## start Dataset excerpts

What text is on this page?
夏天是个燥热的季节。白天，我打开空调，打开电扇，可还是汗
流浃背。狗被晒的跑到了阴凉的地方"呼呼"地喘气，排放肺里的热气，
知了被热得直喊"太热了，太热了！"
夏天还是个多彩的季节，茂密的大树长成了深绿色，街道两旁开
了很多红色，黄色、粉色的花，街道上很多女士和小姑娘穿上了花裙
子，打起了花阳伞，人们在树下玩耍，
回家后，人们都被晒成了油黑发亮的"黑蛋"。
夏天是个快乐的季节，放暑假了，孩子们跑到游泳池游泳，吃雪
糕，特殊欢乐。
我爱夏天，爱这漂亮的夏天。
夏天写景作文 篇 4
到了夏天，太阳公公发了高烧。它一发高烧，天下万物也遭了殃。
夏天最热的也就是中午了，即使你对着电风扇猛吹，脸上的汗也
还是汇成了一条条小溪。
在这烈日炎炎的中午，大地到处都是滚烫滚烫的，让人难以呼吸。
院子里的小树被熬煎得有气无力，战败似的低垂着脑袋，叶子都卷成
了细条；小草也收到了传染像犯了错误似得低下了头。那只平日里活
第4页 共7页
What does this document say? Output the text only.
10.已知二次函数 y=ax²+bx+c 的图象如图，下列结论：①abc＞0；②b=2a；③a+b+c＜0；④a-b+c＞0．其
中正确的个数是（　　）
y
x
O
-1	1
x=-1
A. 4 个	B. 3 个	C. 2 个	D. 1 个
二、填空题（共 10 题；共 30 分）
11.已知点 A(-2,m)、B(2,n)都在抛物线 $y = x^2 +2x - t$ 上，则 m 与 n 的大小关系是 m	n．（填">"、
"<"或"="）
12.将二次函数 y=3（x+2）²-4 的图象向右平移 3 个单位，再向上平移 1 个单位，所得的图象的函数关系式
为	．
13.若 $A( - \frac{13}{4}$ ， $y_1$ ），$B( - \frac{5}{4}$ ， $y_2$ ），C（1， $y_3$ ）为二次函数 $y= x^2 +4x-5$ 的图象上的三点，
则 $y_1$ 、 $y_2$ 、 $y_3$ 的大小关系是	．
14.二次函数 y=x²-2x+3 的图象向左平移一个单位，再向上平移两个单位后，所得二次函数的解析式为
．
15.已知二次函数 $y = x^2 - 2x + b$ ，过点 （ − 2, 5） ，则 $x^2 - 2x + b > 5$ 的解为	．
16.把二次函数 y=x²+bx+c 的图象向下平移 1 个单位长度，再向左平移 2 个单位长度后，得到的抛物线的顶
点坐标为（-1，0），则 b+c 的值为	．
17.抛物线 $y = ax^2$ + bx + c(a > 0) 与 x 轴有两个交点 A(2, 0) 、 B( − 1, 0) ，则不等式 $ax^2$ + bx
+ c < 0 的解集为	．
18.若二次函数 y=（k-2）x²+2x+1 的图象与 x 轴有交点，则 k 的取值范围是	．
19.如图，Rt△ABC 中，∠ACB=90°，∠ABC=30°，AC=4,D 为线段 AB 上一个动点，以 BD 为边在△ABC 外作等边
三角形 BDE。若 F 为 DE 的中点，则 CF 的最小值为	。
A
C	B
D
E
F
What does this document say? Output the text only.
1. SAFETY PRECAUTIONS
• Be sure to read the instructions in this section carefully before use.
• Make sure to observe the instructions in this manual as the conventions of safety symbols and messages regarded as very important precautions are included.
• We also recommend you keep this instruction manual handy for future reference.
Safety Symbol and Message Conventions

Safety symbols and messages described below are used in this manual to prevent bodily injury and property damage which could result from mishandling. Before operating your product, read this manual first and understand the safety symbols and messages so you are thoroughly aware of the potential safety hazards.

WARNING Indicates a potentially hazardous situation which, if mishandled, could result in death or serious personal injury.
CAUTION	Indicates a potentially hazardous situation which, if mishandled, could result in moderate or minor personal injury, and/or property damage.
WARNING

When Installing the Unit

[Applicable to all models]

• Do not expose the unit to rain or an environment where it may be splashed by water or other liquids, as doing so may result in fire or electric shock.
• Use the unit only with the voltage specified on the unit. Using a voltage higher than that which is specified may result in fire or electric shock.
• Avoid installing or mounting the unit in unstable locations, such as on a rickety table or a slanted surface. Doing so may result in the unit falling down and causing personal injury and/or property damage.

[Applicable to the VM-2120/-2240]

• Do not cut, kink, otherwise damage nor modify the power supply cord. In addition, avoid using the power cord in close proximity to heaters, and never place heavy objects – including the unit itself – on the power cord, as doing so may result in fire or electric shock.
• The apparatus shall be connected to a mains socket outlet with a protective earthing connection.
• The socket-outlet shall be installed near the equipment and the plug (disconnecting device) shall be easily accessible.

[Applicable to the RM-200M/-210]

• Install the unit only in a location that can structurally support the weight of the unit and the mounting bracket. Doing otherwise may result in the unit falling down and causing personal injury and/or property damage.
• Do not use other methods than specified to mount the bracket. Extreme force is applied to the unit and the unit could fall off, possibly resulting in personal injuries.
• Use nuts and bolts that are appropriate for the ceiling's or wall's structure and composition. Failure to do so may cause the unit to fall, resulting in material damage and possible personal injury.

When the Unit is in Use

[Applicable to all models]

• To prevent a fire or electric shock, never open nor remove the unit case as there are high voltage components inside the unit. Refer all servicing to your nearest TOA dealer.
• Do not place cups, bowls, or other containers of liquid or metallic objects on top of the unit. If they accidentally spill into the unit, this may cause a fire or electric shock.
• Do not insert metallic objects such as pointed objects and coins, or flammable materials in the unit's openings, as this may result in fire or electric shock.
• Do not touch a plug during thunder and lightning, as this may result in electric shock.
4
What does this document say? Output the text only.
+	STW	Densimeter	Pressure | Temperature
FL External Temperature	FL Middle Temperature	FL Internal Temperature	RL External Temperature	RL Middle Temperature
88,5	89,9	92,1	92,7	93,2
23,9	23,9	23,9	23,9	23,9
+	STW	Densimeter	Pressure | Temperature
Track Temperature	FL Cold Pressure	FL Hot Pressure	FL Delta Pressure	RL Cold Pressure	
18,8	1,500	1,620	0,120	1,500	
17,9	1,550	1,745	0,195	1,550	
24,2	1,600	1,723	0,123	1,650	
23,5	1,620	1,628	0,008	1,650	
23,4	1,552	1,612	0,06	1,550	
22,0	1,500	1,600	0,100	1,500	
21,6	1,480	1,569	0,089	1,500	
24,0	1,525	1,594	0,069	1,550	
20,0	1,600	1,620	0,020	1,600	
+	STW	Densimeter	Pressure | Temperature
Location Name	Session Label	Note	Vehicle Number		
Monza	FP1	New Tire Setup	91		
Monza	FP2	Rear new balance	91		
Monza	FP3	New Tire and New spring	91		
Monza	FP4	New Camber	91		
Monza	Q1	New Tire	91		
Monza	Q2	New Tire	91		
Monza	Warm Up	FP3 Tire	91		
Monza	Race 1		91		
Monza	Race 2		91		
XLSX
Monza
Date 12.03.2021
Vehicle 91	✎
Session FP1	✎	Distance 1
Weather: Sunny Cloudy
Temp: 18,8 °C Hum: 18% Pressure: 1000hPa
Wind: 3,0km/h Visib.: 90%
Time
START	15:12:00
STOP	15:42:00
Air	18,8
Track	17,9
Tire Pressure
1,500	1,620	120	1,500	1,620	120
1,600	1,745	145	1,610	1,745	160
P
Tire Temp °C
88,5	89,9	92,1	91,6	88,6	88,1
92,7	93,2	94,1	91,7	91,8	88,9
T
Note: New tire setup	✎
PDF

## end Dataset excerpts

§ **The request**:
Write every record out again, unaltered.

§ **Response for this exercise**:
What text is on this page?
夏天是个燥热的季节。白天，我打开空调，打开电扇，可还是汗
流浃背。狗被晒的跑到了阴凉的地方"呼呼"地喘气，排放肺里的热气，
知了被热得直喊"太热了，太热了！"
夏天还是个多彩的季节，茂密的大树长成了深绿色，街道两旁开
了很多红色，黄色、粉色的花，街道上很多女士和小姑娘穿上了花裙
子，打起了花阳伞，人们在树下玩耍，
回家后，人们都被晒成了油黑发亮的"黑蛋"。
夏天是个快乐的季节，放暑假了，孩子们跑到游泳池游泳，吃雪
糕，特殊欢乐。
我爱夏天，爱这漂亮的夏天。
夏天写景作文 篇 4
到了夏天，太阳公公发了高烧。它一发高烧，天下万物也遭了殃。
夏天最热的也就是中午了，即使你对着电风扇猛吹，脸上的汗也
还是汇成了一条条小溪。
在这烈日炎炎的中午，大地到处都是滚烫滚烫的，让人难以呼吸。
院子里的小树被熬煎得有气无力，战败似的低垂着脑袋，叶子都卷成
了细条；小草也收到了传染像犯了错误似得低下了头。那只平日里活
第4页 共7页
What does this document say? Output the text only.
10.已知二次函数 y=ax²+bx+c 的图象如图，下列结论：①abc＞0；②b=2a；③a+b+c＜0；④a-b+c＞0．其
中正确的个数是（　　）
y
x
O
-1	1
x=-1
A. 4 个	B. 3 个	C. 2 个	D. 1 个
二、填空题（共 10 题；共 30 分）
11.已知点 A(-2,m)、B(2,n)都在抛物线 $y = x^2 +2x - t$ 上，则 m 与 n 的大小关系是 m	n．（填">"、
"<"或"="）
12.将二次函数 y=3（x+2）²-4 的图象向右平移 3 个单位，再向上平移 1 个单位，所得的图象的函数关系式
为	．
13.若 $A( - \frac{13}{4}$ ， $y_1$ ），$B( - \frac{5}{4}$ ， $y_2$ ），C（1， $y_3$ ）为二次函数 $y= x^2 +4x-5$ 的图象上的三点，
则 $y_1$ 、 $y_2$ 、 $y_3$ 的大小关系是	．
14.二次函数 y=x²-2x+3 的图象向左平移一个单位，再向上平移两个单位后，所得二次函数的解析式为
．
15.已知二次函数 $y = x^2 - 2x + b$ ，过点 （ − 2, 5） ，则 $x^2 - 2x + b > 5$ 的解为	．
16.把二次函数 y=x²+bx+c 的图象向下平移 1 个单位长度，再向左平移 2 个单位长度后，得到的抛物线的顶
点坐标为（-1，0），则 b+c 的值为	．
17.抛物线 $y = ax^2$ + bx + c(a > 0) 与 x 轴有两个交点 A(2, 0) 、 B( − 1, 0) ，则不等式 $ax^2$ + bx
+ c < 0 的解集为	．
18.若二次函数 y=（k-2）x²+2x+1 的图象与 x 轴有交点，则 k 的取值范围是	．
19.如图，Rt△ABC 中，∠ACB=90°，∠ABC=30°，AC=4,D 为线段 AB 上一个动点，以 BD 为边在△ABC 外作等边
三角形 BDE。若 F 为 DE 的中点，则 CF 的最小值为	。
A
C	B
D
E
F
What does this document say? Output the text only.
1. SAFETY PRECAUTIONS
• Be sure to read the instructions in this section carefully before use.
• Make sure to observe the instructions in this manual as the conventions of safety symbols and messages regarded as very important precautions are included.
• We also recommend you keep this instruction manual handy for future reference.
Safety Symbol and Message Conventions

Safety symbols and messages described below are used in this manual to prevent bodily injury and property damage which could result from mishandling. Before operating your product, read this manual first and understand the safety symbols and messages so you are thoroughly aware of the potential safety hazards.

WARNING Indicates a potentially hazardous situation which, if mishandled, could result in death or serious personal injury.
CAUTION	Indicates a potentially hazardous situation which, if mishandled, could result in moderate or minor personal injury, and/or property damage.
WARNING

When Installing the Unit

[Applicable to all models]

• Do not expose the unit to rain or an environment where it may be splashed by water or other liquids, as doing so may result in fire or electric shock.
• Use the unit only with the voltage specified on the unit. Using a voltage higher than that which is specified may result in fire or electric shock.
• Avoid installing or mounting the unit in unstable locations, such as on a rickety table or a slanted surface. Doing so may result in the unit falling down and causing personal injury and/or property damage.

[Applicable to the VM-2120/-2240]

• Do not cut, kink, otherwise damage nor modify the power supply cord. In addition, avoid using the power cord in close proximity to heaters, and never place heavy objects – including the unit itself – on the power cord, as doing so may result in fire or electric shock.
• The apparatus shall be connected to a mains socket outlet with a protective earthing connection.
• The socket-outlet shall be installed near the equipment and the plug (disconnecting device) shall be easily accessible.

[Applicable to the RM-200M/-210]

• Install the unit only in a location that can structurally support the weight of the unit and the mounting bracket. Doing otherwise may result in the unit falling down and causing personal injury and/or property damage.
• Do not use other methods than specified to mount the bracket. Extreme force is applied to the unit and the unit could fall off, possibly resulting in personal injuries.
• Use nuts and bolts that are appropriate for the ceiling's or wall's structure and composition. Failure to do so may cause the unit to fall, resulting in material damage and possible personal injury.

When the Unit is in Use

[Applicable to all models]

• To prevent a fire or electric shock, never open nor remove the unit case as there are high voltage components inside the unit. Refer all servicing to your nearest TOA dealer.
• Do not place cups, bowls, or other containers of liquid or metallic objects on top of the unit. If they accidentally spill into the unit, this may cause a fire or electric shock.
• Do not insert metallic objects such as pointed objects and coins, or flammable materials in the unit's openings, as this may result in fire or electric shock.
• Do not touch a plug during thunder and lightning, as this may result in electric shock.
4
What does this document say? Output the text only.
+	STW	Densimeter	Pressure | Temperature
FL External Temperature	FL Middle Temperature	FL Internal Temperature	RL External Temperature	RL Middle Temperature
88,5	89,9	92,1	92,7	93,2
23,9	23,9	23,9	23,9	23,9
+	STW	Densimeter	Pressure | Temperature
Track Temperature	FL Cold Pressure	FL Hot Pressure	FL Delta Pressure	RL Cold Pressure	
18,8	1,500	1,620	0,120	1,500	
17,9	1,550	1,745	0,195	1,550	
24,2	1,600	1,723	0,123	1,650	
23,5	1,620	1,628	0,008	1,650	
23,4	1,552	1,612	0,06	1,550	
22,0	1,500	1,600	0,100	1,500	
21,6	1,480	1,569	0,089	1,500	
24,0	1,525	1,594	0,069	1,550	
20,0	1,600	1,620	0,020	1,600	
+	STW	Densimeter	Pressure | Temperature
Location Name	Session Label	Note	Vehicle Number		
Monza	FP1	New Tire Setup	91		
Monza	FP2	Rear new balance	91		
Monza	FP3	New Tire and New spring	91		
Monza	FP4	New Camber	91		
Monza	Q1	New Tire	91		
Monza	Q2	New Tire	91		
Monza	Warm Up	FP3 Tire	91		
Monza	Race 1		91		
Monza	Race 2		91		
XLSX
Monza
Date 12.03.2021
Vehicle 91	✎
Session FP1	✎	Distance 1
Weather: Sunny Cloudy
Temp: 18,8 °C Hum: 18% Pressure: 1000hPa
Wind: 3,0km/h Visib.: 90%
Time
START	15:12:00
STOP	15:42:00
Air	18,8
Track	17,9
Tire Pressure
1,500	1,620	120	1,500	1,620	120
1,600	1,745	145	1,610	1,745	160
P
Tire Temp °C
88,5	89,9	92,1	91,6	88,6	88,1
92,7	93,2	94,1	91,7	91,8	88,9
T
Note: New tire setup	✎
PDF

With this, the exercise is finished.